PROBLEMA PROPOSTO A -
Transcreva sem nenhuma alteração as linhas de dados que vão do início do bloco até a linha que contém "y-left-tick-label: 80%: [31, 93, 49, 103]", inclusive.

TEXTO EXTRAÍDO -
Não poderia deixar neste dia da família de lembrar de muitas crianças são órfãs de pais vivos, passam o dia nas praças e nos sinais de trânsito, quando seus pais deveriam cuidar para que estivessem na escola, com acesso à educação e ao aprendizado sobre cidadania. Outras são entregues aos avós, que, apesar da velhice e das enfermidades, têm de assumir a responsabilidade pelos netos. Da mesma forma, filhos abandonam os pais idosos em asilos e abrigos filantrópicos, pois não aprenderam o significado do mandamento de honrar pai e mãe. A família estável, fundamentada no amor do casal, o qual acolhe os filhos como dons de Deus, é a única viável e possível. Somente o amor fiel e verdadeiro entre o casal pode acolher e educar os filhos como verdadeiros seres humanos, na transmissão dos valores que nos foram legados por Cristo. Além disso, a verdadeira família não é fechada em si mesma, mas age em interação com outras famílias, formando comunidades que difundem a responsabilidade e o cuidado de uns para com os outros. Por meio da interação comunitária também se corrigem posturas retrógradas e egoístas, fazendo que o bem progrida na sociedade humana. Seria bom dizer sobre a família o mesmo que é dito sobre Jesus no texto do Evangelho desta liturgia: “crescia e tornava-se forte, cheio de sabedoria e da graça de Deus”.

Caros irmãos,

O Evangelho fala do menino que crescia cheio de sabedoria(cf. Lc 2,22-40). A cena da apresentação de Jesus no Templo de Jerusalém apresenta uma catequese bem amadurecida e bem refletida, que procura dizer quem é Jesus e qual a sua missão no mundo. Antes de mais, o autor sublinha repetidamente a fidelidade da família de Jesus à Lei do Senhor (vers. 22.23.24), como se quisesse deixar claro que Jesus, desde o início da sua caminhada entre os homens, viveu na escrupulosa fidelidade aos mandamentos e aos projetos do Pai. A missão de Jesus no mundo passa por aí – pelo cumprimento rigoroso da vontade e do projeto do Pai.

No Templo, duas personagens acolhem Jesus: Simeão e Ana. Eles representam esse Israel fiel que espera ansiosamente a sua libertação e a restauração do reinado de Deus sobre o seu Povo.

De Simeão se sabe que era um homem “justo e piedoso, que esperava a consolação de Israel” (vers. 25). As palavras e os gestos de Simeão são particularmente sugestivos: Simeão toma Jesus nos braços e apresenta-O ao mundo, definindo-O como “a salvação” que Deus que oferecer “a todos os povos”, “luz para se revelar às nações e glória de Israel” (vers. 28-32). Jesus é, assim, reconhecido pelo Israel fiel como esse Messias libertador e salvador, a quem Deus enviou – não só ao seu povo, mas a todos os povos da terra. Aqui desponta um tema muito querido a Lucas: o da universalidade da salvação de Deus. Deus não tem já um Povo eleito, mas a sua salvação é para todos os povos, independentemente da sua raça, da sua cultura, das suas fronteiras, dos seus esquemas religiosos. As palavras que Simeão dirige a Maria (“este menino foi estabelecido para que muitos caiam ou se levantem em Israel e para ser sinal de contradição; e uma espada trespassará a tua alma” – vers. 34-35) aludem, provavelmente, à divisão que a proposta de Jesus provocará em Israel e ao resultado dessa divisão – o drama da cruz.

Dados de posição dos elementos
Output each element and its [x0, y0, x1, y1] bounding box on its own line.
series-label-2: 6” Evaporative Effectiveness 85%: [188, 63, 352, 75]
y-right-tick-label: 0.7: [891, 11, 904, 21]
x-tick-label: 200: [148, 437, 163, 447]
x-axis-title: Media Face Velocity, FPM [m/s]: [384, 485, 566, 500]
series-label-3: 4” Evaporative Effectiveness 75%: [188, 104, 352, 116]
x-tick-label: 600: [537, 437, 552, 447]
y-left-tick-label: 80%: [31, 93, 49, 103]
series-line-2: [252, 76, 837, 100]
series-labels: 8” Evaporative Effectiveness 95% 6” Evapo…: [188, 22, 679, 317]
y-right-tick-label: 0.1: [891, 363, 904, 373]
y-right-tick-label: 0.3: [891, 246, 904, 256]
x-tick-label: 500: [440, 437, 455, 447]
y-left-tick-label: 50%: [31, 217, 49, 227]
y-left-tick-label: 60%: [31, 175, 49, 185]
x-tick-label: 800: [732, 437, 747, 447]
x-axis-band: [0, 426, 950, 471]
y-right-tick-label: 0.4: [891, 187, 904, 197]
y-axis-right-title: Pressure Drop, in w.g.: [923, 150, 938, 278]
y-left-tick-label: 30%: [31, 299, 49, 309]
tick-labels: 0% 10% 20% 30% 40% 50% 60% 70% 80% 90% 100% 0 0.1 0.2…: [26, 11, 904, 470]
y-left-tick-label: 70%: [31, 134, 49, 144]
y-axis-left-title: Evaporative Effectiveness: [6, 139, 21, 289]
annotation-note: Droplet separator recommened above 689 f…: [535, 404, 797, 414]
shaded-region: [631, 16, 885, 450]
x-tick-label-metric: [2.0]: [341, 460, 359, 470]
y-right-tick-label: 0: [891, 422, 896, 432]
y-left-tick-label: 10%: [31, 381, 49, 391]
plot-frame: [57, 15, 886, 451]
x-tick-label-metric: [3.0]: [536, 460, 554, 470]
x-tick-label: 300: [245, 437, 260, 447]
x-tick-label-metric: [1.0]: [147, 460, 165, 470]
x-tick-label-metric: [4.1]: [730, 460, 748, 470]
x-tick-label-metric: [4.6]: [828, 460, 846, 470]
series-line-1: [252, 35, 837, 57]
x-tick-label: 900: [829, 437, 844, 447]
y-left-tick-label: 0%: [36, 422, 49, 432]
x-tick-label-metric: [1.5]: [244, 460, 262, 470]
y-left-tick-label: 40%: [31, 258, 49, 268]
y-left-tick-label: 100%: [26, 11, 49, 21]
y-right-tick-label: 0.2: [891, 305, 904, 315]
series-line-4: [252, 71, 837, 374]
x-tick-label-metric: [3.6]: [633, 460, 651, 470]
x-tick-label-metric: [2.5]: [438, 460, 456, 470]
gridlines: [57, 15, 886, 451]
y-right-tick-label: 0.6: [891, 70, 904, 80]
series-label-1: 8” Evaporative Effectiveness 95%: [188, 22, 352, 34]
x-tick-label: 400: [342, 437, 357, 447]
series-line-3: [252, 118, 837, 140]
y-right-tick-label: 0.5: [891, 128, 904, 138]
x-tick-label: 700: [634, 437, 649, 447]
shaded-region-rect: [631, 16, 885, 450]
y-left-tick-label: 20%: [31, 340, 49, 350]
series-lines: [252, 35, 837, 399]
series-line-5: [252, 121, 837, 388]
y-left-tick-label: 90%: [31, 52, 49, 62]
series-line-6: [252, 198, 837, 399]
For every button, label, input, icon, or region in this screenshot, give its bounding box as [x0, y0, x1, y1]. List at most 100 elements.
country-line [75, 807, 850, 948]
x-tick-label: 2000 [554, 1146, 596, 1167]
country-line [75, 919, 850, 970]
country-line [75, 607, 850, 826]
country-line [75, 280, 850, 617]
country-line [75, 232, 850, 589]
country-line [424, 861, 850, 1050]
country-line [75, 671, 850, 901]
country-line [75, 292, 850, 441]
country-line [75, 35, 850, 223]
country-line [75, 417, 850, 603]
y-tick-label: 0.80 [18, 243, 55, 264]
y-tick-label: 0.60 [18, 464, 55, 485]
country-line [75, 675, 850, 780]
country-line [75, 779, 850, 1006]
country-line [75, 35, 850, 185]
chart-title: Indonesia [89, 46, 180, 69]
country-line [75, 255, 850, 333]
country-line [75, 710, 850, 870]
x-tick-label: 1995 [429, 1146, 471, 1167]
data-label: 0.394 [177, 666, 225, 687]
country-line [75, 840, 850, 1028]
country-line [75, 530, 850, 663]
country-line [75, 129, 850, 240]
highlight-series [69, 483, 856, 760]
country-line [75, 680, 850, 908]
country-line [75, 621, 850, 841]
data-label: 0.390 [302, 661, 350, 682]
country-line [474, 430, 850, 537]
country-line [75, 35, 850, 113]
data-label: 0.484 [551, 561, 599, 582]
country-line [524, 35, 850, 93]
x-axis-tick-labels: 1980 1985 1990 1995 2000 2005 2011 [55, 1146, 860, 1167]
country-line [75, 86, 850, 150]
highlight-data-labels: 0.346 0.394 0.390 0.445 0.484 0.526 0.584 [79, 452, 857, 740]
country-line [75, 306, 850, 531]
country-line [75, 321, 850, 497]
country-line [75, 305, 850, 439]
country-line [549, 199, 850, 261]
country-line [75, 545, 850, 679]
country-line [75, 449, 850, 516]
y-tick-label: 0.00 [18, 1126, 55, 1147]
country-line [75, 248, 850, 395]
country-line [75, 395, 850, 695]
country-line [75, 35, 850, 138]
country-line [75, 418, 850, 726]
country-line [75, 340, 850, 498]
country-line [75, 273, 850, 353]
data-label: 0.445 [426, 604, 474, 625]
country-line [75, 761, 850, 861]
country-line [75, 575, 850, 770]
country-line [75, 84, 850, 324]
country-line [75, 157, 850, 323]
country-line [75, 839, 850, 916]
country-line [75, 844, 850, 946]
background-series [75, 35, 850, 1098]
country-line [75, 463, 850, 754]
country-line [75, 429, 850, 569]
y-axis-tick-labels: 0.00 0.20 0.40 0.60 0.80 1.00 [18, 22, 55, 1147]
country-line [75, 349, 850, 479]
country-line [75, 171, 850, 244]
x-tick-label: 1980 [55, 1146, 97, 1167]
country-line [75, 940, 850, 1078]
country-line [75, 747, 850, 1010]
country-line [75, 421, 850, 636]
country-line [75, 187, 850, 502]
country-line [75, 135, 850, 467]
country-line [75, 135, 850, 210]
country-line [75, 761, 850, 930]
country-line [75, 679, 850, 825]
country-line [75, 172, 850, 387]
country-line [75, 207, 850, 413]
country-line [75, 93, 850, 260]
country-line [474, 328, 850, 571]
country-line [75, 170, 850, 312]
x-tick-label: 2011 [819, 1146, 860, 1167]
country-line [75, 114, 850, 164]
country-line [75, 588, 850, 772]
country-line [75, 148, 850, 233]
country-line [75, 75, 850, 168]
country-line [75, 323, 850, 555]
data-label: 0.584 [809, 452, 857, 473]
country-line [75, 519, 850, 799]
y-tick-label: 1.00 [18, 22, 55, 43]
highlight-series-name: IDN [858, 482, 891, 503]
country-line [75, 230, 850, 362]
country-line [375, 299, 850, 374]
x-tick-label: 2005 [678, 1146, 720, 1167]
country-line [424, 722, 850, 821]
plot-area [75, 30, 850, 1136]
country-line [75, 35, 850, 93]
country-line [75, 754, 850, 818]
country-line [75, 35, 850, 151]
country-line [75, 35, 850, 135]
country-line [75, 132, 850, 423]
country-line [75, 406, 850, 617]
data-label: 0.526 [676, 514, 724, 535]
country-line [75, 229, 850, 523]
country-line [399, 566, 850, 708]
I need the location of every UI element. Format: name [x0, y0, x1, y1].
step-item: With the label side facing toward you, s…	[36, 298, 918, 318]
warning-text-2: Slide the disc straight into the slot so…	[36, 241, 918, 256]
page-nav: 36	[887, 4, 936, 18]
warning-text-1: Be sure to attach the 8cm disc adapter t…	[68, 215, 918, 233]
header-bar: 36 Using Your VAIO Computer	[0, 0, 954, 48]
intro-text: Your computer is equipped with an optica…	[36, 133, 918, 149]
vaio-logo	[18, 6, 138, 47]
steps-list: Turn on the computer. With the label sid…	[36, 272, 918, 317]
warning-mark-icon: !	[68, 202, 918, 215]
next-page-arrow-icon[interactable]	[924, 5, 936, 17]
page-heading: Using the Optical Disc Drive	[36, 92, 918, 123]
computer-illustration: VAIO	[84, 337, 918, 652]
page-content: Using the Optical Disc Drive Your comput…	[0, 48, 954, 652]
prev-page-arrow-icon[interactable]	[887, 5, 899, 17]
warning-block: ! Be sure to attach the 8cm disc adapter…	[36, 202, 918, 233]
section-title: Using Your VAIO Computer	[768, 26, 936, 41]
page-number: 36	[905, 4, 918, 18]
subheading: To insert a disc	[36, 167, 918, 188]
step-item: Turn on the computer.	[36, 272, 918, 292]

PROBLEMA PROPOSTO B -
Edite o trecho do texto extraído entre "O Evangelho fala" e "projeto do Pai.", inclusive, substituindo "catequese" por "lição".

RESULTADO ESPERADO A -
Output each element and its [x0, y0, x1, y1] bounding box on its own line.
series-label-2: 6” Evaporative Effectiveness 85%: [188, 63, 352, 75]
y-right-tick-label: 0.7: [891, 11, 904, 21]
x-tick-label: 200: [148, 437, 163, 447]
x-axis-title: Media Face Velocity, FPM [m/s]: [384, 485, 566, 500]
series-label-3: 4” Evaporative Effectiveness 75%: [188, 104, 352, 116]
x-tick-label: 600: [537, 437, 552, 447]
y-left-tick-label: 80%: [31, 93, 49, 103]

RESULTADO ESPERADO B -
O Evangelho fala do menino que crescia cheio de sabedoria(cf. Lc 2,22-40). A cena da apresentação de Jesus no Templo de Jerusalém apresenta uma lição bem amadurecida e bem refletida, que procura dizer quem é Jesus e qual a sua missão no mundo. Antes de mais, o autor sublinha repetidamente a fidelidade da família de Jesus à Lei do Senhor (vers. 22.23.24), como se quisesse deixar claro que Jesus, desde o início da sua caminhada entre os homens, viveu na escrupulosa fidelidade aos mandamentos e aos projetos do Pai. A missão de Jesus no mundo passa por aí – pelo cumprimento rigoroso da vontade e do projeto do Pai.